Exercise: Check each line of the material below for the string "settings", then report how many lines have it, and nothing else.

Records contained in a dataset
(begin)

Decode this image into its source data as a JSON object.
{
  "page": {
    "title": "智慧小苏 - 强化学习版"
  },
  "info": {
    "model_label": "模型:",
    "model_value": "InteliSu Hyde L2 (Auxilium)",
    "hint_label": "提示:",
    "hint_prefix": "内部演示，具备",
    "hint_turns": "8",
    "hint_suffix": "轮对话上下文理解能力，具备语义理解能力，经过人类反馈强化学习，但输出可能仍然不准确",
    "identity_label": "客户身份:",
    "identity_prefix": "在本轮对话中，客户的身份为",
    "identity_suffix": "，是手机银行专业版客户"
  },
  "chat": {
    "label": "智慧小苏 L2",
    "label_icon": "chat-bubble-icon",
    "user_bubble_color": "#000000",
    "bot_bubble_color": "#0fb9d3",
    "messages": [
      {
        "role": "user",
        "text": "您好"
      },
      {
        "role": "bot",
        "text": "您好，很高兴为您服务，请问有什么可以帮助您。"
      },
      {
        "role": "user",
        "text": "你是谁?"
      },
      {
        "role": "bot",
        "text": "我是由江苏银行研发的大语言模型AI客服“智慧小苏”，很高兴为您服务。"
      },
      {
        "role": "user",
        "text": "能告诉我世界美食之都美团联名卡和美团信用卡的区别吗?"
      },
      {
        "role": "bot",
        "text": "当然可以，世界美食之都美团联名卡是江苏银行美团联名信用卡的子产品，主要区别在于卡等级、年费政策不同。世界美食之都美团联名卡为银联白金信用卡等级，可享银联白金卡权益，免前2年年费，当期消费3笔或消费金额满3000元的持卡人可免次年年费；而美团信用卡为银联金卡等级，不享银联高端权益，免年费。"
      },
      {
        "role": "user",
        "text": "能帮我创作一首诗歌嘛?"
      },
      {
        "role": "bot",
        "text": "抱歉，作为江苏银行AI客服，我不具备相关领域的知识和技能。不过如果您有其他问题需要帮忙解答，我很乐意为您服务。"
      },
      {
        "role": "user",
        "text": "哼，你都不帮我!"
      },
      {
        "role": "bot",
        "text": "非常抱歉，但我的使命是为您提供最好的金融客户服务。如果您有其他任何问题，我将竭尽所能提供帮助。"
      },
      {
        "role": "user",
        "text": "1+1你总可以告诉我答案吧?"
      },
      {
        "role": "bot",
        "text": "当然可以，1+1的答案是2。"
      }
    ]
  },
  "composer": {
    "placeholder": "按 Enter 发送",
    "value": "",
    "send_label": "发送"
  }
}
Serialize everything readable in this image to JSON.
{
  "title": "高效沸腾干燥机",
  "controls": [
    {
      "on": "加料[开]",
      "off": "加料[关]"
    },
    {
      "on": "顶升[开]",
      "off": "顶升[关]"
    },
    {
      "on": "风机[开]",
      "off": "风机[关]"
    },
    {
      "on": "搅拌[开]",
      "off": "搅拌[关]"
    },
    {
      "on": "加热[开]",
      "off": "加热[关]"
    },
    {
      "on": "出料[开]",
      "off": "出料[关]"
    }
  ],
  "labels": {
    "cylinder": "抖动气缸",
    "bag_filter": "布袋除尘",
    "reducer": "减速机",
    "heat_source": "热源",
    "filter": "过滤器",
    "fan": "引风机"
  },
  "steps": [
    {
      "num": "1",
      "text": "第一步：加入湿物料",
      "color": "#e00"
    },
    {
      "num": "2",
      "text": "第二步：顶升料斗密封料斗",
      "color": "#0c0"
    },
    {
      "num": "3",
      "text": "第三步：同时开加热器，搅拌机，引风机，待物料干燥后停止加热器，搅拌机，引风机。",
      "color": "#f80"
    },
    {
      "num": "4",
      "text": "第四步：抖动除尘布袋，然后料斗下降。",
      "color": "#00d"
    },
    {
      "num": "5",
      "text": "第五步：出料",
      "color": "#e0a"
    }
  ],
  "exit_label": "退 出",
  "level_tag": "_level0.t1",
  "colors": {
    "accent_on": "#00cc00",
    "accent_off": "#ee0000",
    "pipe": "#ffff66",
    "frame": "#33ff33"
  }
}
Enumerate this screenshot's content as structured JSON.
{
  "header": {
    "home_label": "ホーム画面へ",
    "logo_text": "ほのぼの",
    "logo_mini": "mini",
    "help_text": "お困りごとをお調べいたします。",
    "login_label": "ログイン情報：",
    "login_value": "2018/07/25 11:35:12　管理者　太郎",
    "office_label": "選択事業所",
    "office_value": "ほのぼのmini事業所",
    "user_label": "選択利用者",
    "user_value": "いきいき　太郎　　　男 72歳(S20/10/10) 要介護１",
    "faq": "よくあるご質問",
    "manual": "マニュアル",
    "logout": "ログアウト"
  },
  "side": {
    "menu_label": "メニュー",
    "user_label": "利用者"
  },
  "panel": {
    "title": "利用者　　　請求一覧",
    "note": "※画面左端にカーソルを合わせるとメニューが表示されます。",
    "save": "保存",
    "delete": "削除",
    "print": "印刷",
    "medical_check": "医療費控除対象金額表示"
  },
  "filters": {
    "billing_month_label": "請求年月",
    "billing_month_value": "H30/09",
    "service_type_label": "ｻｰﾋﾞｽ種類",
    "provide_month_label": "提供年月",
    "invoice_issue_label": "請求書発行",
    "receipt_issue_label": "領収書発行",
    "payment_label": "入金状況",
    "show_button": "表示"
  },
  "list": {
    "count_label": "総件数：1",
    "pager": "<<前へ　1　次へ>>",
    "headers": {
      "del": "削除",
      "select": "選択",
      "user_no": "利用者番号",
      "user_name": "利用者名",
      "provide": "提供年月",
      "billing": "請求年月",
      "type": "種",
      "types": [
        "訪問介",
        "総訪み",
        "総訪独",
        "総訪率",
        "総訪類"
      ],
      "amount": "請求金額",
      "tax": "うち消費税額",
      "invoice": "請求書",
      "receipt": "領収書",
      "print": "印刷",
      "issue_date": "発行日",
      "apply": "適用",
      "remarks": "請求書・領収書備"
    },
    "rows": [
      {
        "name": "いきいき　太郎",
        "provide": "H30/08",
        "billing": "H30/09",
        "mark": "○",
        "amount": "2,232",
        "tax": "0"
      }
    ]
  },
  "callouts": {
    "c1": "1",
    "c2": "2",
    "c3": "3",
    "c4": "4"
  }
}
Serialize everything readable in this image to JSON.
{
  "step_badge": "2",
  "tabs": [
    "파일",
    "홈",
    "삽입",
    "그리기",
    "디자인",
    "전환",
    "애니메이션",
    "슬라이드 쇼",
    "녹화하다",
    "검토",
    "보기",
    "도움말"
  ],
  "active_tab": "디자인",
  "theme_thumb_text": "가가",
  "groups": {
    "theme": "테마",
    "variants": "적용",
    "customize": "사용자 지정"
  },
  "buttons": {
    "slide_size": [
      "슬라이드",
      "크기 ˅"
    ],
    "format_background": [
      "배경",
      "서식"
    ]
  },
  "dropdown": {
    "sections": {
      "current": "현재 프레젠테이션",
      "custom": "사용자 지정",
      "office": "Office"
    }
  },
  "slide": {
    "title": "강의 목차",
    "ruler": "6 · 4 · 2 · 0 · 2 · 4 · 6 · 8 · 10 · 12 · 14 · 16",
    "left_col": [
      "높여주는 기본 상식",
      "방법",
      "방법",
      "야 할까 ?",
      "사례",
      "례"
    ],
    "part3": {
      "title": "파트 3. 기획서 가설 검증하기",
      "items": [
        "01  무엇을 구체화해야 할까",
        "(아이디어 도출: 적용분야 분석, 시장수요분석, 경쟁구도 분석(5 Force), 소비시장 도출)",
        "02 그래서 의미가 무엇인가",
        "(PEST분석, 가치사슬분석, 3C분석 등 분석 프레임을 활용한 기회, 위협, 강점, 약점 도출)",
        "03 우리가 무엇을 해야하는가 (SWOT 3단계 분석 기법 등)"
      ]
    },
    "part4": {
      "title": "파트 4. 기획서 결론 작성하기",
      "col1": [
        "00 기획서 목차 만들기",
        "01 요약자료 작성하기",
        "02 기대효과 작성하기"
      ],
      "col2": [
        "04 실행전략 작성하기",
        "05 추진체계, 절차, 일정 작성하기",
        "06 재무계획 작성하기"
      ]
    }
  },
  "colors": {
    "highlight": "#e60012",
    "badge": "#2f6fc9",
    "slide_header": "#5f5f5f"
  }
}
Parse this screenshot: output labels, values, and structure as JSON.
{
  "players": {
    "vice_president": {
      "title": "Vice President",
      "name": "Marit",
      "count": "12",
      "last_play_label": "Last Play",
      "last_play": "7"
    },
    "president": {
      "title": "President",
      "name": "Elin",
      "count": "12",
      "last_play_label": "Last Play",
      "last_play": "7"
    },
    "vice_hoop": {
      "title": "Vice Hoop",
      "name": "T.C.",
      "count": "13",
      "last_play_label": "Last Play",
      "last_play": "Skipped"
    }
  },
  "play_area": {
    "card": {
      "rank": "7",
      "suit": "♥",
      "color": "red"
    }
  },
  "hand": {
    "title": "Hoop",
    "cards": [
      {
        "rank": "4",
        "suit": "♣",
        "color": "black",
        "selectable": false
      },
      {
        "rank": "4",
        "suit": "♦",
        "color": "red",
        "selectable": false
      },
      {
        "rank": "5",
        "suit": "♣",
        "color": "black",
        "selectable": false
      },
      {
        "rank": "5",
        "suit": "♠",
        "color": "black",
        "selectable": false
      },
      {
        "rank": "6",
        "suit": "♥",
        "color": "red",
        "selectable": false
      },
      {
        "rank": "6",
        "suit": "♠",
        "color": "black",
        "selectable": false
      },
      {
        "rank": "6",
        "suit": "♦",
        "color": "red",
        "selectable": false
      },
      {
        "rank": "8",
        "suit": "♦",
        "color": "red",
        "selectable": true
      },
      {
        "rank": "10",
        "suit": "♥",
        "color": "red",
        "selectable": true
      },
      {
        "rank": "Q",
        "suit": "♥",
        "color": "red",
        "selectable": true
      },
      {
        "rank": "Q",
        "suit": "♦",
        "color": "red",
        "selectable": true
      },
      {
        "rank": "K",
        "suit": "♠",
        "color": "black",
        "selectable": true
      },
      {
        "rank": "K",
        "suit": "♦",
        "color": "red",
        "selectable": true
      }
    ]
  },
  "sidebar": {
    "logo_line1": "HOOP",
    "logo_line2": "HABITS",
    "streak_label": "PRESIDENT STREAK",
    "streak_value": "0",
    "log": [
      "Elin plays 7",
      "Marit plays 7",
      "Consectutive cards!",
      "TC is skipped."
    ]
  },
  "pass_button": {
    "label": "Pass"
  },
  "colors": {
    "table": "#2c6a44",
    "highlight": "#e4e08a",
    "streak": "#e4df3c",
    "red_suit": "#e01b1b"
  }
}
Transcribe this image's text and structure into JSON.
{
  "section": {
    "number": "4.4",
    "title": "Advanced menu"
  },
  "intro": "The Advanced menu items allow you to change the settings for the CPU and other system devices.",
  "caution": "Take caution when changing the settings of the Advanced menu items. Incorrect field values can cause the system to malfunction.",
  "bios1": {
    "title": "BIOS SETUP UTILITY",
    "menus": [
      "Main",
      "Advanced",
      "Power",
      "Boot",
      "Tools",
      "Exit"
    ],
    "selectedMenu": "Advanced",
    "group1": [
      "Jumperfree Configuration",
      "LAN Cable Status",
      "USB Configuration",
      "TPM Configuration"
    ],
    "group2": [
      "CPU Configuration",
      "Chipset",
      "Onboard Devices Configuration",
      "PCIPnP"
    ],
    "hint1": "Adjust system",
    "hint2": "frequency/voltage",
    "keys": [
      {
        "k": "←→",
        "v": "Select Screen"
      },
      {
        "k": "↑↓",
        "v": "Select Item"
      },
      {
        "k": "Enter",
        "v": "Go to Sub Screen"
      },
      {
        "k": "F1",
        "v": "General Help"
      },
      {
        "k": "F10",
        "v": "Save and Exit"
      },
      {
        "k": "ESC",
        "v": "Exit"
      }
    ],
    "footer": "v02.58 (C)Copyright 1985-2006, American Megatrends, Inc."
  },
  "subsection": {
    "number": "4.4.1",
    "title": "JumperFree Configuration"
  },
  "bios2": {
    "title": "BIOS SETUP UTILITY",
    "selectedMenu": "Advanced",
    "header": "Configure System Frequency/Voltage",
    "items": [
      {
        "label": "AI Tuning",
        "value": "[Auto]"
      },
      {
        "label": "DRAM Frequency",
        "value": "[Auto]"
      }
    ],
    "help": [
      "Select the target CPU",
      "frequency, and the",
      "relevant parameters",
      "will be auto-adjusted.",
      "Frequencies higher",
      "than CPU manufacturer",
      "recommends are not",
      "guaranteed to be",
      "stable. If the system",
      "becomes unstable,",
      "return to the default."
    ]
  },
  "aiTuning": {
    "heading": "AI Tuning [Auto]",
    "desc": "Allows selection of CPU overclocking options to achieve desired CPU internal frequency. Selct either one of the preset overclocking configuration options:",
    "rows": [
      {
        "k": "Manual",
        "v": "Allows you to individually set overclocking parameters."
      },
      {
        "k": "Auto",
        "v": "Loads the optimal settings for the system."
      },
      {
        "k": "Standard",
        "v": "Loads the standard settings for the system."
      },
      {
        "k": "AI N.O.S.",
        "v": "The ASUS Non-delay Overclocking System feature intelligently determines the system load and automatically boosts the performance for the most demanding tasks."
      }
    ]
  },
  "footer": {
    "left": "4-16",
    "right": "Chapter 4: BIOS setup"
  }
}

(end)

Response to this exercise: 4